Items →
+++++

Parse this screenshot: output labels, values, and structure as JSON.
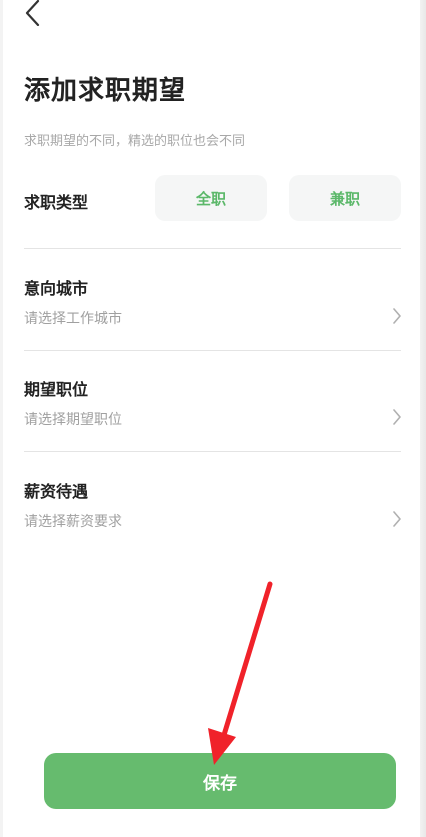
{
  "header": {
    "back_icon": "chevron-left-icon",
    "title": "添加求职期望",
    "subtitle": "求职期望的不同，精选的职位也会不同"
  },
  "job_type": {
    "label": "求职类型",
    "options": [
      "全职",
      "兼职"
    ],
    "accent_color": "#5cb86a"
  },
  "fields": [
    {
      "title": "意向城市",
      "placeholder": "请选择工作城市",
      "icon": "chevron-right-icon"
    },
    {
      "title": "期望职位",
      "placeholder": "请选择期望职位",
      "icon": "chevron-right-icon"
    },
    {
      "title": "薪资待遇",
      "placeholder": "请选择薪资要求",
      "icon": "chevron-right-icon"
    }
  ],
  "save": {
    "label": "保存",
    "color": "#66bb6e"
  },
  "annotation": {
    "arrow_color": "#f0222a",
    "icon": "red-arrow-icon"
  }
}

+++++

Prompt →
The pictures should not appear in the copy; every other part of the records above must be returned exactly.

Response →
Parse this screenshot: output labels, values, and structure as JSON.
{
  "header": {
    "back_icon": "chevron-left-icon",
    "title": "添加求职期望",
    "subtitle": "求职期望的不同，精选的职位也会不同"
  },
  "job_type": {
    "label": "求职类型",
    "options": [
      "全职",
      "兼职"
    ],
    "accent_color": "#5cb86a"
  },
  "fields": [
    {
      "title": "意向城市",
      "placeholder": "请选择工作城市",
      "icon": "chevron-right-icon"
    },
    {
      "title": "期望职位",
      "placeholder": "请选择期望职位",
      "icon": "chevron-right-icon"
    },
    {
      "title": "薪资待遇",
      "placeholder": "请选择薪资要求",
      "icon": "chevron-right-icon"
    }
  ],
  "save": {
    "label": "保存",
    "color": "#66bb6e"
  },
  "annotation": {
    "arrow_color": "#f0222a",
    "icon": "red-arrow-icon"
  }
}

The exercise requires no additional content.